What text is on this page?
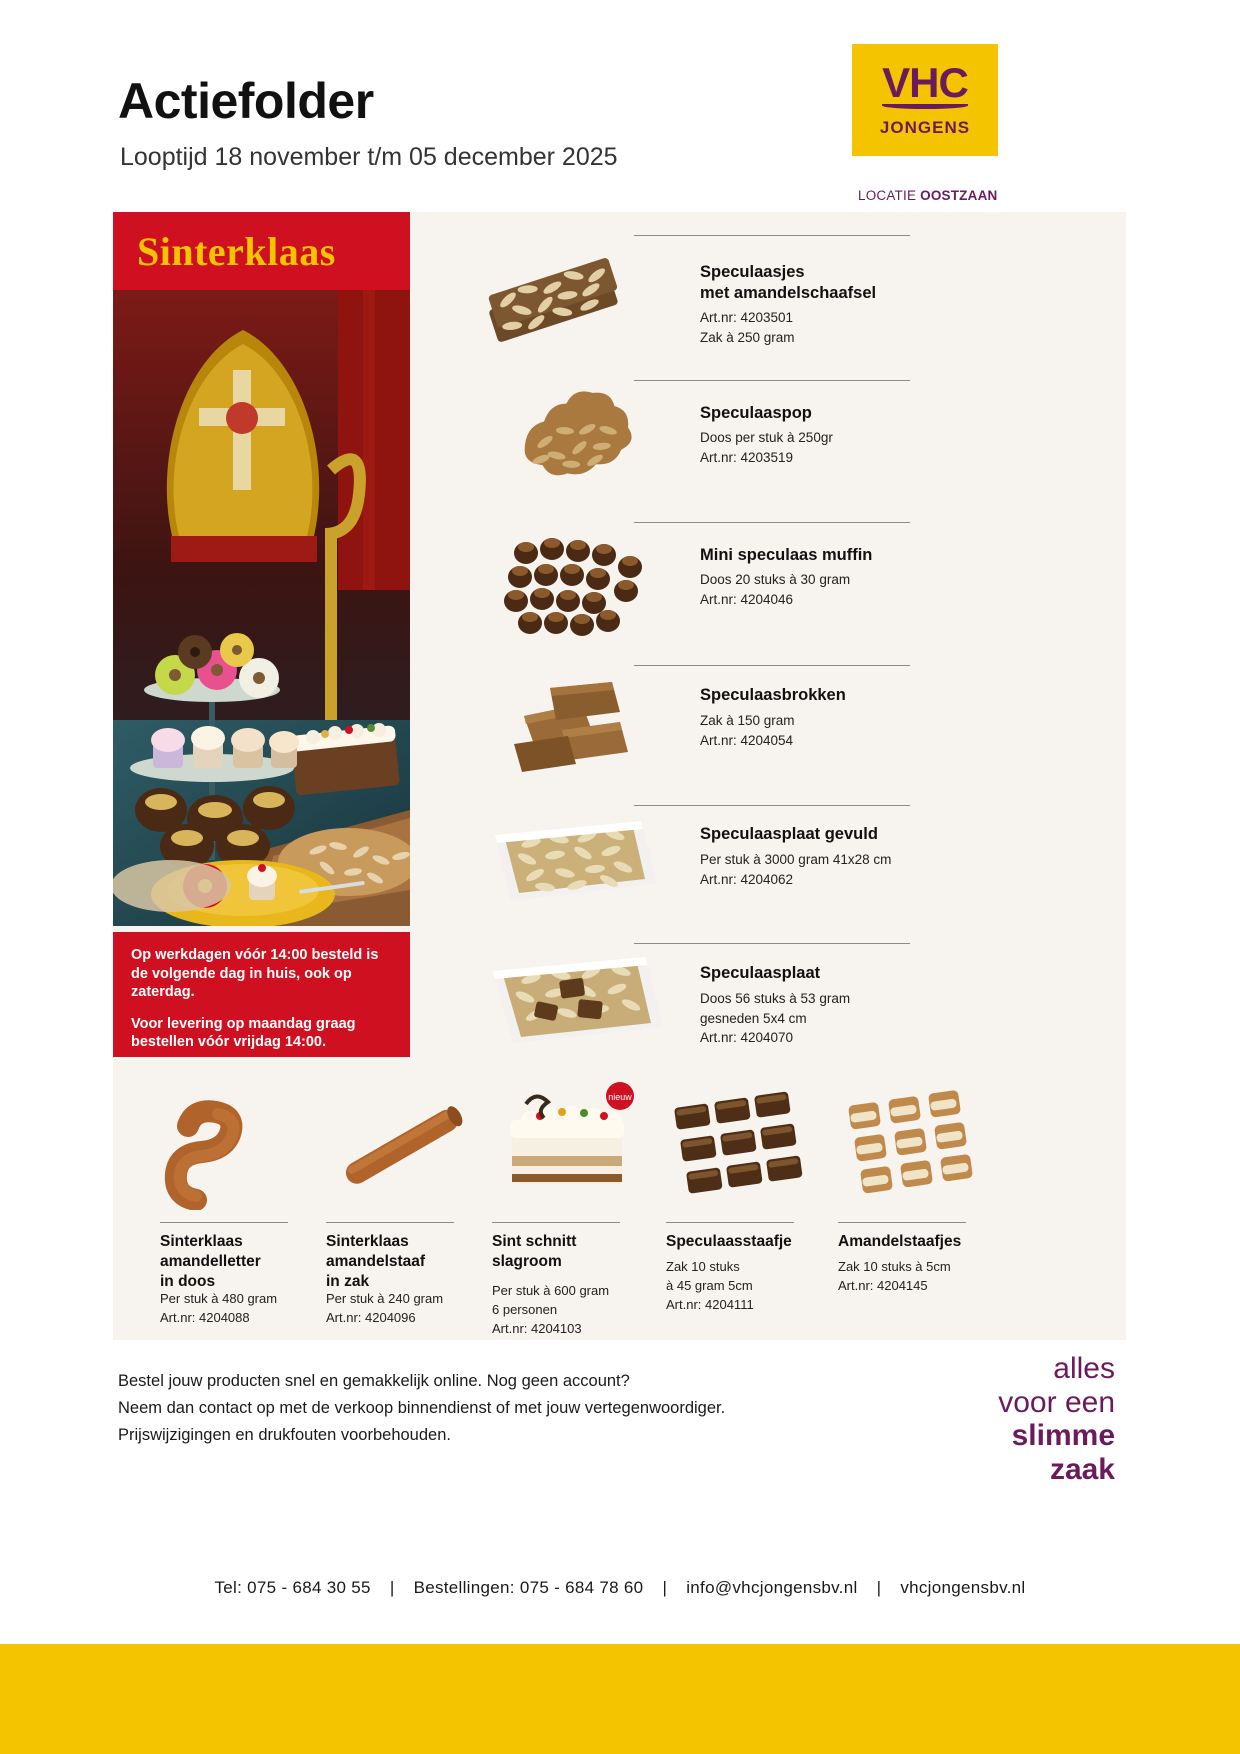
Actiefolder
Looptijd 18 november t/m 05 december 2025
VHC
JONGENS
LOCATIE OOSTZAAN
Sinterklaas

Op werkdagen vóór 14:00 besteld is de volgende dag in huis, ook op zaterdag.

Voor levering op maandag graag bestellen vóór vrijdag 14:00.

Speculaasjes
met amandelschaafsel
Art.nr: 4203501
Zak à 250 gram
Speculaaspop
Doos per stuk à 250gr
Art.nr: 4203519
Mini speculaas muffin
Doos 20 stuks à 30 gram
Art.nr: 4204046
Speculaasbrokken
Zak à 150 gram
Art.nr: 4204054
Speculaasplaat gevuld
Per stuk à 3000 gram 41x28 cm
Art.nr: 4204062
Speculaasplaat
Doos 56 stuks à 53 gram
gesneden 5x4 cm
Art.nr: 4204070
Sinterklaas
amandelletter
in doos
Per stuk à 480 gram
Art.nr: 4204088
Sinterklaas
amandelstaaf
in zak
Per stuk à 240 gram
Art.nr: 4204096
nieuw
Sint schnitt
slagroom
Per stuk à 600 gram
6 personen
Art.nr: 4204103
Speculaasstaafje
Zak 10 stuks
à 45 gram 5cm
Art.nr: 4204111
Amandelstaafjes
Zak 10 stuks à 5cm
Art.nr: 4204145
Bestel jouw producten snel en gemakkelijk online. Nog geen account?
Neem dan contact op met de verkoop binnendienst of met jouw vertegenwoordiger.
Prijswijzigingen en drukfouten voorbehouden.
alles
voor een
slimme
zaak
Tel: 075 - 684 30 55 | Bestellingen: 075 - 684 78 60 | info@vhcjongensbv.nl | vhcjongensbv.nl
-=-=-=-=-
▶ [PROBLEM TO WORK ON] Transcribe the entries above verbatim, omitting their pictures.

▶ [RESULT]
What text is on this page?
Actiefolder
Looptijd 18 november t/m 05 december 2025
VHC
JONGENS
LOCATIE OOSTZAAN
Sinterklaas

Op werkdagen vóór 14:00 besteld is de volgende dag in huis, ook op zaterdag.

Voor levering op maandag graag bestellen vóór vrijdag 14:00.

Speculaasjes
met amandelschaafsel
Art.nr: 4203501
Zak à 250 gram
Speculaaspop
Doos per stuk à 250gr
Art.nr: 4203519
Mini speculaas muffin
Doos 20 stuks à 30 gram
Art.nr: 4204046
Speculaasbrokken
Zak à 150 gram
Art.nr: 4204054
Speculaasplaat gevuld
Per stuk à 3000 gram 41x28 cm
Art.nr: 4204062
Speculaasplaat
Doos 56 stuks à 53 gram
gesneden 5x4 cm
Art.nr: 4204070
Sinterklaas
amandelletter
in doos
Per stuk à 480 gram
Art.nr: 4204088
Sinterklaas
amandelstaaf
in zak
Per stuk à 240 gram
Art.nr: 4204096
nieuw
Sint schnitt
slagroom
Per stuk à 600 gram
6 personen
Art.nr: 4204103
Speculaasstaafje
Zak 10 stuks
à 45 gram 5cm
Art.nr: 4204111
Amandelstaafjes
Zak 10 stuks à 5cm
Art.nr: 4204145
Bestel jouw producten snel en gemakkelijk online. Nog geen account?
Neem dan contact op met de verkoop binnendienst of met jouw vertegenwoordiger.
Prijswijzigingen en drukfouten voorbehouden.
alles
voor een
slimme
zaak
Tel: 075 - 684 30 55 | Bestellingen: 075 - 684 78 60 | info@vhcjongensbv.nl | vhcjongensbv.nl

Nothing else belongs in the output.